» **本文抜粋**
↓
大手テック企業は暗号化の扉から政府を締め出すべきか

ロイターは1月21日、この問題に詳しい情報筋6人の話として、FBIがApple(アップル)に、ユーザーがアップルのクラウドに保存したiPhoneのバックアップを暗号化する機能を削除するよう圧力をかけたと報じた

iCloudに保存されたバックアップのエンドツーエンド暗号化の計画を断念したのは約2年前だという。この機能が導入されると、アップルを含めデバイス所有者以外の誰かがユーザーデータにアクセスすることができなくなる。実現すれば、法執行機関や連邦捜査官がアップルのサーバーに保存されているユーザーのデバイスデータにアクセスすることがより困難になる。

ロイターは、この機能を削除する決定が下された理由を「正確に特定することはできなかった」としているが、ある情報筋は社内の弁護士を指して「法務部がこの計画を殺した」と述べたようだ。ロイターの報道によると、アップルの弁護士が挙げた理由の1つは、政府がこの動きを「暗号化を防ぐ新しい法律導入の言い訳」として利用することへの懸念だった。

これは4年前に注目を集めた法廷闘争以来となるアップルとFBIの間の攻防だ。FBIは、あまり知られていなかった200年前の法律を持ち出して、米国カリフォルニア州サンバーナーディーノ銃乱射事件の犯人のiPhoneにアクセスするバックドア作成を要求した。その後FBIはデバイスに侵入できるハッカーを見つけたため、アップルに対してFBIが起こした訴訟が法廷に持ち込まれることはなかった。ただ、政府が企業に自社製品のバックドア作成を強要できるのかという法的問題を残すことになった。

この事件が再び議論を巻き起こした。法執行機関が令状を持っていてもデータへアクセスできないようなテクノロジーを開発すべきか。

TechCrunchのマネージングエディターであるDanny Crichton(ダニー・クリシュトン)は、法執行機関が令状を提示するならユーザーデータにアクセスする余地を残すべきだと主張する。セキュリティを専門とするエディターのZack Whittaker(ザック・ウィッタカー)はそれには賛成せず、企業には顧客データ保護を全うする権利があると主張する。

ザック:テック企業には、法的にも道徳的にも、法的手段によって顧客のデータをあらゆる敵から保護する権利がある。
↑
» **やること一覧**
**a.** 次の(i)〜(iii)がそれぞれ本文抜粋の内容と合っているかを「はい」か「いいえ」で答え、判断の決め手となる本文抜粋の語句をそのまま引用せよ。(i) ロイターの報道は、この問題に詳しい情報筋6人の話に基づいている。(ii) サンバーナーディーノ銃乱射事件をめぐり、FBIがアップルに対して起こした訴訟は法廷で争われた。(iii) ザック・ウィッタカーは、令状があれば法執行機関がユーザーデータにアクセスできる余地を残すべきだと主張している。
**b.** 本文抜粋の「ロイターは、この機能を削除す」から「テクノロジーを開発すべきか。」までのすべてを、一字も変えずにそのまま再現してください。

» **データ行**
↓
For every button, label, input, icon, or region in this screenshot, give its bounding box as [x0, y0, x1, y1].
↑
↓
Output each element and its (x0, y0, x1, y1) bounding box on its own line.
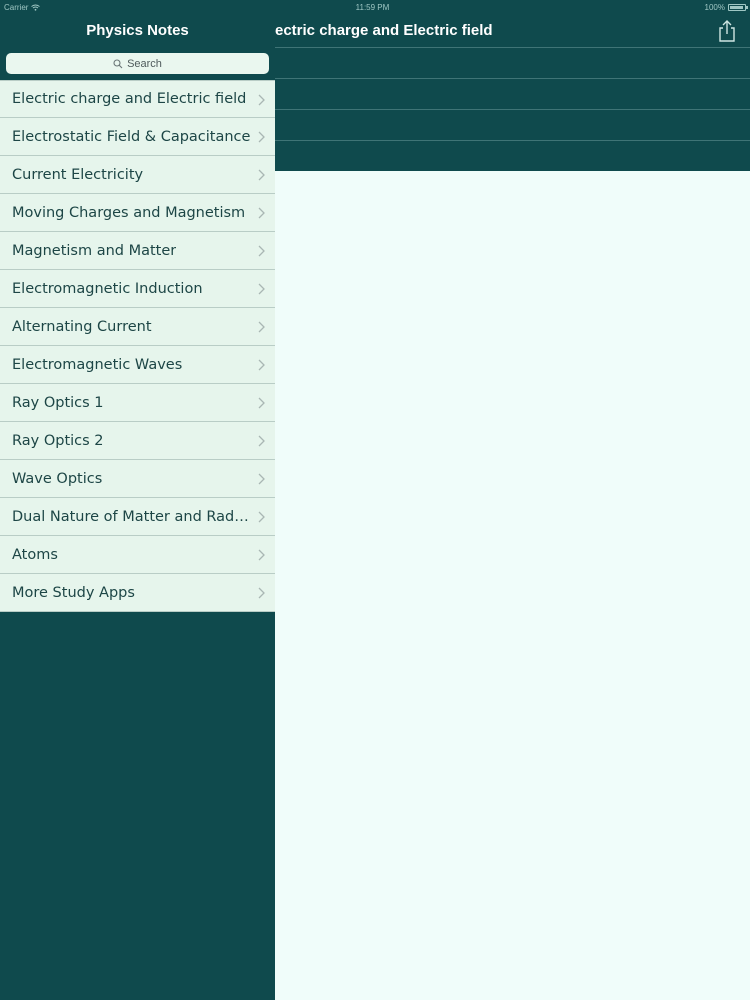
↑
» **正解**
**a.**
(i) はい:「この問題に詳しい情報筋6人の話として」
(ii) いいえ:「アップルに対してFBIが起こした訴訟が法廷に持ち込まれることはなかった」
(iii) いいえ:「それには賛成せず、企業には顧客データ保護を全うする権利があると主張する」

**b.**
ロイターは、この機能を削除する決定が下された理由を「正確に特定することはできなかった」としているが、ある情報筋は社内の弁護士を指して「法務部がこの計画を殺した」と述べたようだ。ロイターの報道によると、アップルの弁護士が挙げた理由の1つは、政府がこの動きを「暗号化を防ぐ新しい法律導入の言い訳」として利用することへの懸念だった。

これは4年前に注目を集めた法廷闘争以来となるアップルとFBIの間の攻防だ。FBIは、あまり知られていなかった200年前の法律を持ち出して、米国カリフォルニア州サンバーナーディーノ銃乱射事件の犯人のiPhoneにアクセスするバックドア作成を要求した。その後FBIはデバイスに侵入できるハッカーを見つけたため、アップルに対してFBIが起こした訴訟が法廷に持ち込まれることはなかった。ただ、政府が企業に自社製品のバックドア作成を強要できるのかという法的問題を残すことになった。

この事件が再び議論を巻き起こした。法執行機関が令状を持っていてもデータへアクセスできないようなテクノロジーを開発すべきか。